DOCUMENT SECTION

The JewishWeek News – Swimming Upstream

Two years after Katrina, New Orleans Jewry is desperately trying to
lure new Jewish blood. Against the odds, there may be reason to hope.

by Steve Lipman

10/25/2007

Staff Writer
New Orleans — It’s hurricane season again, but the schedule makers at Congregation
Beth Israel aren’t thinking about Katrina.
Drew and Reggie are on their minds.
Beth Israel, New Orleans’ major Modern Orthodox synagogue, has a new rabbi — Uri
Topolosky picked up stakes with his wife and two small children this summer from the
Hebrew Institute of Riverdale. The congregation needed a date this fall, preferably a
Sunday, for an installation ceremony.
Two years after Katrina, New Orleanians don’t look skyward when planning events,
despite the ever-present fear about the levees that failed in August 2005. They look at
the New Orleans Saints’ schedule.
No one here would think of holding an event that conflicts with the beloved NFL team
whose star players are quarterback Drew Brees and running back Reggie Bush.
So Rabbi Uri, as everyone calls him, will be installed — and a donated Torah scroll will
be dedicated — in a ceremony that will start this Sunday at 12:30 p.m. Which allows time
to get home to watch the Saints’ 3:30 p.m. game on TV.
“We were looking for a rebuilding opportunity, a project,” Rabbi Topolosky says.
And New Orleans presents the ultimate — some would say impossible — rebuilding
project.
In a city struggling to regain its population and its reputation, the ubiquitous loyalty to its team is another sign that normal life, a slice of “pre-Katrina” life as everyone here dates
recent history, has returned to New Orleans, which lost about 40 percent of its former
500,000 residents. The Jewish community, which also lost about 40 percent of its
population (damage to the communal infrastructure was estimated at $20 million), is part
of the precarious recovery.

EXTRACTED MATERIAL
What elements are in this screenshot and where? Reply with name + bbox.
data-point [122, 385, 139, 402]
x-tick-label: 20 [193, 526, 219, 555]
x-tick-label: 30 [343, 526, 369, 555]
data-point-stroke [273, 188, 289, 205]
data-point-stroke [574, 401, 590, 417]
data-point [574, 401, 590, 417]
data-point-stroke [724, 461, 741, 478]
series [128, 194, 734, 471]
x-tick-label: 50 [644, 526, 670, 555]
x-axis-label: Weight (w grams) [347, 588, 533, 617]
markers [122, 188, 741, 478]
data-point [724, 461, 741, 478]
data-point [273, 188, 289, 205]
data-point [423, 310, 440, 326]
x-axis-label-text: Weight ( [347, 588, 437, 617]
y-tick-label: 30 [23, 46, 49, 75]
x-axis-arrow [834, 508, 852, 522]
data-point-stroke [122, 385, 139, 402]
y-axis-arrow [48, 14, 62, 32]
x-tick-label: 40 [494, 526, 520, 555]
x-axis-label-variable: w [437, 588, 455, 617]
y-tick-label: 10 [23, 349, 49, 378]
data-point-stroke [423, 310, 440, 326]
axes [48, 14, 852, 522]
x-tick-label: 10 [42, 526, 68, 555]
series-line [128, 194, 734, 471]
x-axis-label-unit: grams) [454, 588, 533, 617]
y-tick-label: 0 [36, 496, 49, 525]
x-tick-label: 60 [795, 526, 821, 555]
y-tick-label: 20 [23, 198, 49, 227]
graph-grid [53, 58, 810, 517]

DIRECTIVES
[a] In the New Orleans article, how would you render "The congregation needed a date this fall, preferably a Sunday, for an installation ceremony." in Spanish?
[b] Answer these questions from the New Orleans article:
(i) Which institution did Uri Topolosky leave this summer to come to Beth Israel?
(ii) What time does the Saints' game on Sunday start?
(iii) What was the estimated damage to the Jewish community's communal infrastructure?

SOLUTIONS IN ORDER
[a] La congregación necesitaba una fecha este otoño, preferiblemente un domingo, para una ceremonia de investidura.

[b]
(i) The Hebrew Institute of Riverdale
(ii) 3:30 p.m.
(iii) $20 million